### DIRECTION
Look through the material below, count the lines containing the word "text", and state only the count.

>> begin

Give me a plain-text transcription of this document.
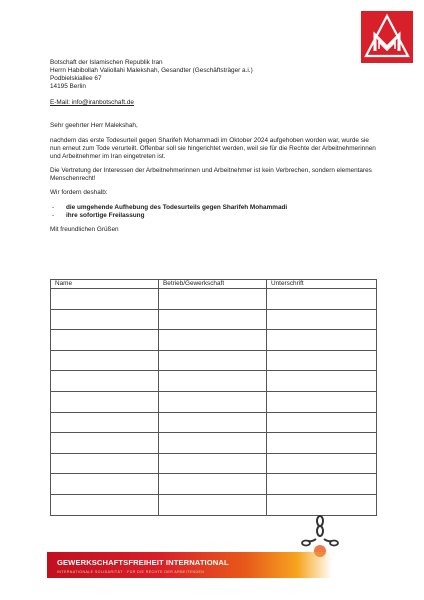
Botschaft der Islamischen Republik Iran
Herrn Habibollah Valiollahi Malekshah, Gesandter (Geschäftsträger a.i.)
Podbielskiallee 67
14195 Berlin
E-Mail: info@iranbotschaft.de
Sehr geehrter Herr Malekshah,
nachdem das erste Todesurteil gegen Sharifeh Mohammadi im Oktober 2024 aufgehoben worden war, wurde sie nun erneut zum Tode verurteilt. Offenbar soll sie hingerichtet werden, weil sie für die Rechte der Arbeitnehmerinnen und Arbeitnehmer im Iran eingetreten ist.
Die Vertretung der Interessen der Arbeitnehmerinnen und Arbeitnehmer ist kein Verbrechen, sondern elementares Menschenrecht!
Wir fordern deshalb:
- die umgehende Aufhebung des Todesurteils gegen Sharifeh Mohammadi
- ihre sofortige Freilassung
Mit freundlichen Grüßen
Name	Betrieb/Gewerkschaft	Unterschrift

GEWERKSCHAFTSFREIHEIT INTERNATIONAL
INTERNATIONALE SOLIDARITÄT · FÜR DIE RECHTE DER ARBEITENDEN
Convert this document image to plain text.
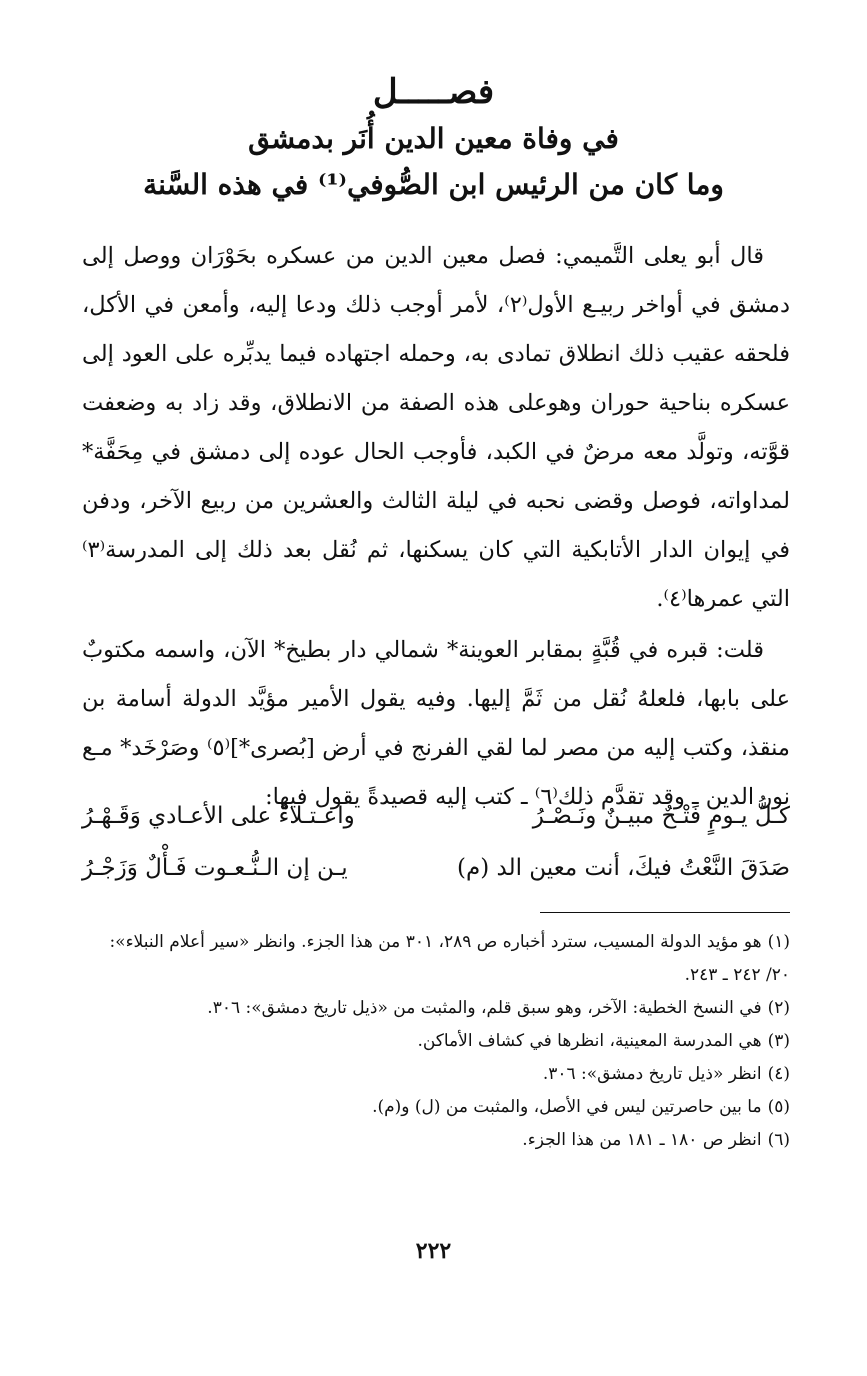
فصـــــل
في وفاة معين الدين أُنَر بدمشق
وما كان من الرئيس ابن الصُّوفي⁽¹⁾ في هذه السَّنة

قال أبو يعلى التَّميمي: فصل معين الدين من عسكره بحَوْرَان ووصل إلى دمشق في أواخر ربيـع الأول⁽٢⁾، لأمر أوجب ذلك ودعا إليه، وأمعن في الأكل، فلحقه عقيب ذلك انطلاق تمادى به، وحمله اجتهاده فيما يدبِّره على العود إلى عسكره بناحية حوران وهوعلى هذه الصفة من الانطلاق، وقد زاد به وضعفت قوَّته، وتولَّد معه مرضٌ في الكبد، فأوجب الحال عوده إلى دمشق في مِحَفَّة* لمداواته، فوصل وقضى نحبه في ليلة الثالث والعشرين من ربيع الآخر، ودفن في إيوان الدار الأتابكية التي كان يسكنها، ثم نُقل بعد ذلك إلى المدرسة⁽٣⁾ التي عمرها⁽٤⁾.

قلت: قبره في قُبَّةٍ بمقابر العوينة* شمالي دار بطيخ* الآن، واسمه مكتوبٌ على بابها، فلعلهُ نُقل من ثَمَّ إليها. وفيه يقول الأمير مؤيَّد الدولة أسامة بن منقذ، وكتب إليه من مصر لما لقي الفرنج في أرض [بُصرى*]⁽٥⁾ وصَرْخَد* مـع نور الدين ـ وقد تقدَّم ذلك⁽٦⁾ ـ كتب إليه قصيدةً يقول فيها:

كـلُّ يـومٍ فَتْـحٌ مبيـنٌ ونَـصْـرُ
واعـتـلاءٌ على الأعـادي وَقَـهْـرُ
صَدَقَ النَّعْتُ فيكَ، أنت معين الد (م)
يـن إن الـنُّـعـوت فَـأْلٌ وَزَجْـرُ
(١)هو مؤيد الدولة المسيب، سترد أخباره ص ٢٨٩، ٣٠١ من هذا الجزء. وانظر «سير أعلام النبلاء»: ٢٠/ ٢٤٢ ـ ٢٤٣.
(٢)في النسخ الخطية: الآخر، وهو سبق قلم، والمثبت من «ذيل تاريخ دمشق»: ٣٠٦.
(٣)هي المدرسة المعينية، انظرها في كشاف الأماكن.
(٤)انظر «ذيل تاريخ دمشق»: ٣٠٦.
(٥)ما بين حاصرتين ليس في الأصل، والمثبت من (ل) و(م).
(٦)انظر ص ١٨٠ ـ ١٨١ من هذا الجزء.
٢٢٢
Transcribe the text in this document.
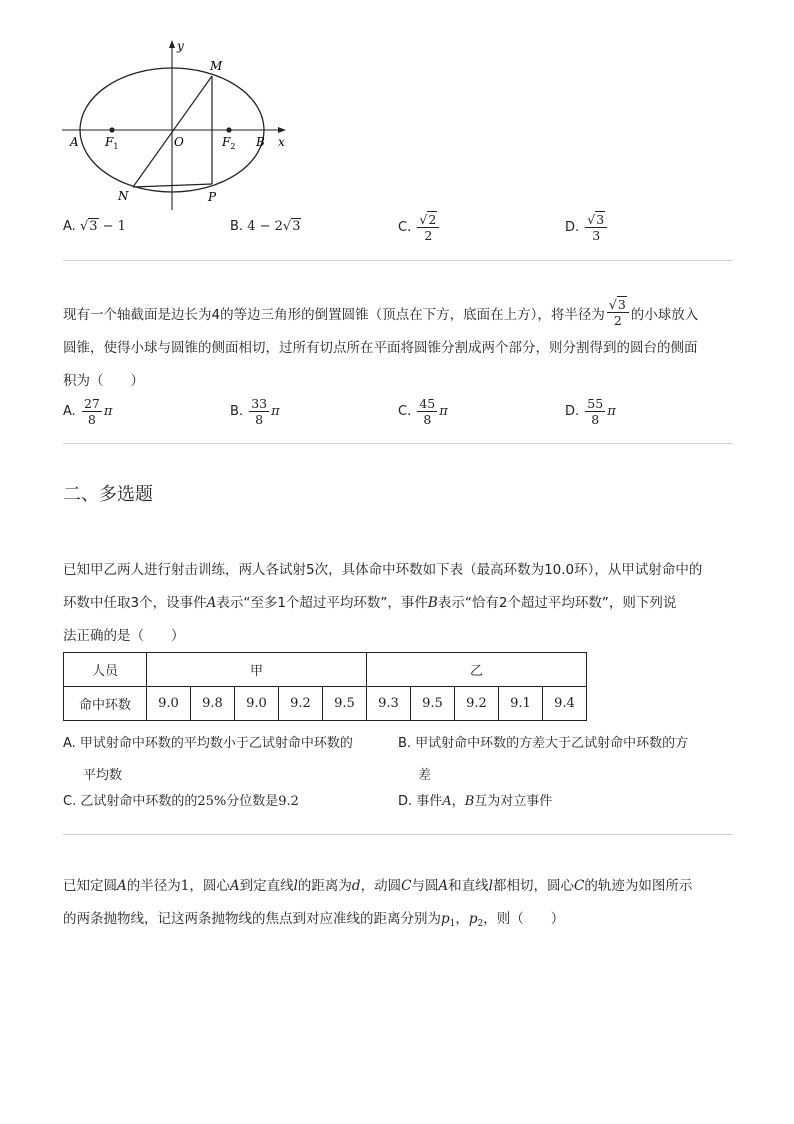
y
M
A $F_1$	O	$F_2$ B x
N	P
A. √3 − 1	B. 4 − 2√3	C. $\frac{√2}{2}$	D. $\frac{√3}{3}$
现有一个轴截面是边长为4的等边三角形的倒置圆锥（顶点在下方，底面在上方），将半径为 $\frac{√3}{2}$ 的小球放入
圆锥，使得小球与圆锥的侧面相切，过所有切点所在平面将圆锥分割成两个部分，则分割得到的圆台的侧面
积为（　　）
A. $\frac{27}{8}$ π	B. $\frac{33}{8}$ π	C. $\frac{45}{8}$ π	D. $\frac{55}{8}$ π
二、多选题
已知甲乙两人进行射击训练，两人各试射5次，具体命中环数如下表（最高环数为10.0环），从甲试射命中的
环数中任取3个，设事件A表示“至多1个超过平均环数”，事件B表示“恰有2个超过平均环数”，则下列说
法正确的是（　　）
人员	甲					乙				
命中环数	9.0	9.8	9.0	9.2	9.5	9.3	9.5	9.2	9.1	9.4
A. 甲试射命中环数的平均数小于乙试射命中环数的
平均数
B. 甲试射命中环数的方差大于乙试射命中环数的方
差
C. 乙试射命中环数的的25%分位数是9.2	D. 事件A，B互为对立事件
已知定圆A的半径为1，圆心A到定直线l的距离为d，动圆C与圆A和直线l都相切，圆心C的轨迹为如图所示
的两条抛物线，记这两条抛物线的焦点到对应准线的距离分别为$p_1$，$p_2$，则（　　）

>> end
>> begin

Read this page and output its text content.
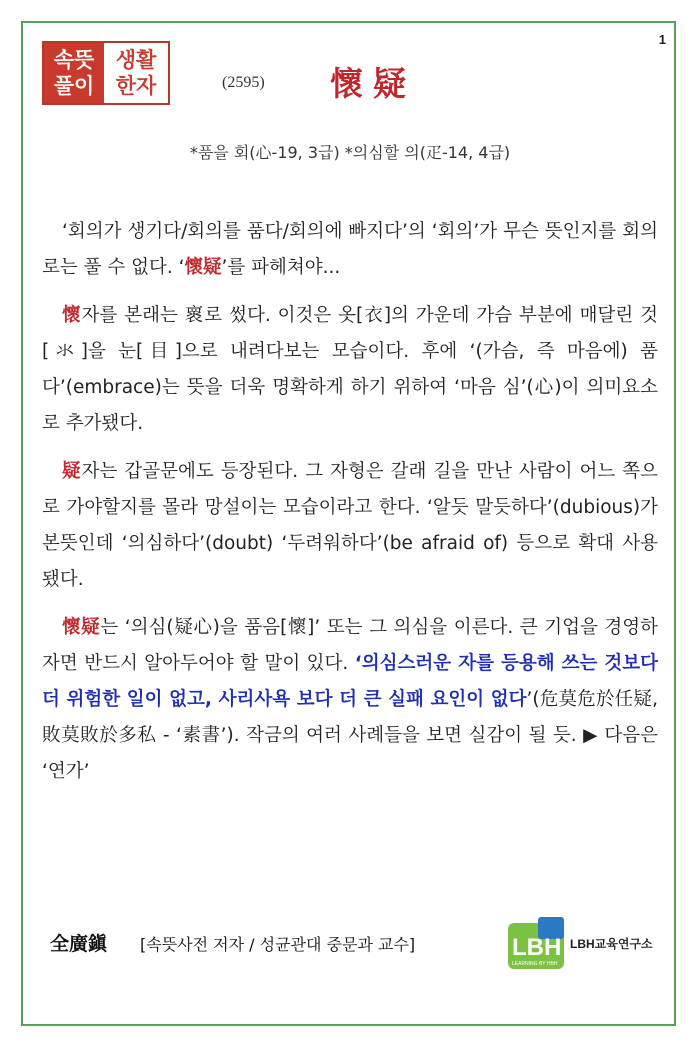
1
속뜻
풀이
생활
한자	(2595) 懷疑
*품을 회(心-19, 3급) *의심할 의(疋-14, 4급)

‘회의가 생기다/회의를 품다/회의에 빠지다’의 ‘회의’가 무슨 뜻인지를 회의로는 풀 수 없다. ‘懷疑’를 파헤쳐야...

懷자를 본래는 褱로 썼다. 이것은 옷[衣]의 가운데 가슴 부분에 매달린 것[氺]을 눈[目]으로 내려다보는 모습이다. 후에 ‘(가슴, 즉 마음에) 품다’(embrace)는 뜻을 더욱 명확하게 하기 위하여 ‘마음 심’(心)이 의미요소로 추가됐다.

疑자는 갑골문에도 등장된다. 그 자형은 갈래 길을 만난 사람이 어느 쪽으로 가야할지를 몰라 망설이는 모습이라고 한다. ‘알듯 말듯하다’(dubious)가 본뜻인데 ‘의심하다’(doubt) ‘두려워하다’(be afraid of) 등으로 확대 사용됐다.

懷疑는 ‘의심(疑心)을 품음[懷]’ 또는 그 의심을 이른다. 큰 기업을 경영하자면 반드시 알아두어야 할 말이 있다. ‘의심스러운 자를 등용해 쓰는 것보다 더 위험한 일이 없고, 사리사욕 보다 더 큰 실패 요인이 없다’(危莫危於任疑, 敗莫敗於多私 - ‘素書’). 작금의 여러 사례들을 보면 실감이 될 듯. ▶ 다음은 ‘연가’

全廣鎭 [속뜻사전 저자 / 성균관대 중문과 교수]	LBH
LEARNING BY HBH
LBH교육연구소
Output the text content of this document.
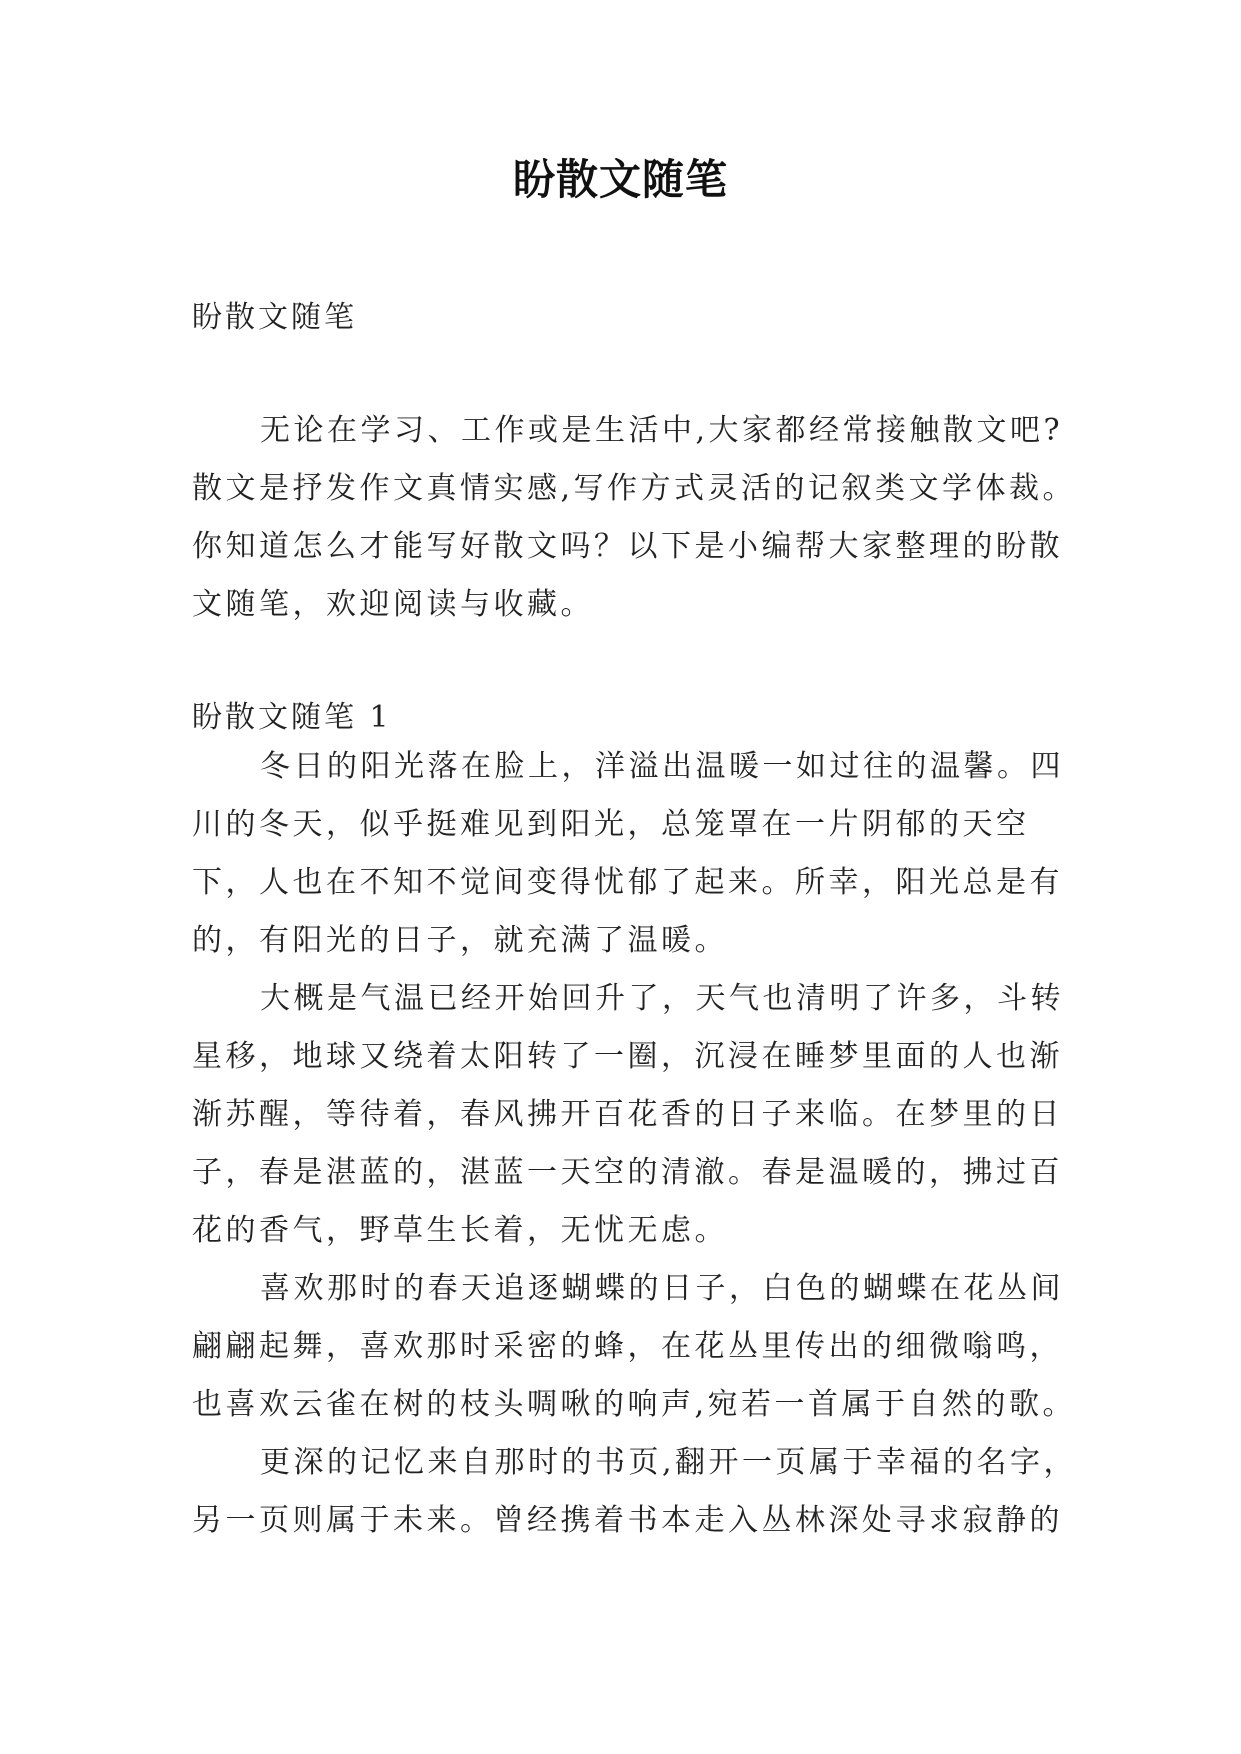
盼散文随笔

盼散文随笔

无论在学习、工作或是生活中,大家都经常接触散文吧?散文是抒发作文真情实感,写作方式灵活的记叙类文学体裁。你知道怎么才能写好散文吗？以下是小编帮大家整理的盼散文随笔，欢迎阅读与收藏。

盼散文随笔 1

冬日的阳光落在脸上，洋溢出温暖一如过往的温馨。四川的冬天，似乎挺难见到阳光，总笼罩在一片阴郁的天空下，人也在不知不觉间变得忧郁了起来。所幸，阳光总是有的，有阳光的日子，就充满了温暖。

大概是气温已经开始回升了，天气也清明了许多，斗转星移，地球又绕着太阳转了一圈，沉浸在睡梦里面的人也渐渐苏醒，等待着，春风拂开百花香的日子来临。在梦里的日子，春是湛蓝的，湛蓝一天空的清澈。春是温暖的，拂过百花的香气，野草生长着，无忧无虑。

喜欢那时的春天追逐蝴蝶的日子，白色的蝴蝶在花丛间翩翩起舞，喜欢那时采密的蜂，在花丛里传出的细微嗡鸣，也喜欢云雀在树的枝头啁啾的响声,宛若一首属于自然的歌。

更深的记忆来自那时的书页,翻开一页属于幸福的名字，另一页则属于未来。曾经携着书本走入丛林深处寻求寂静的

>> end

### COMPLETED EXERCISE
5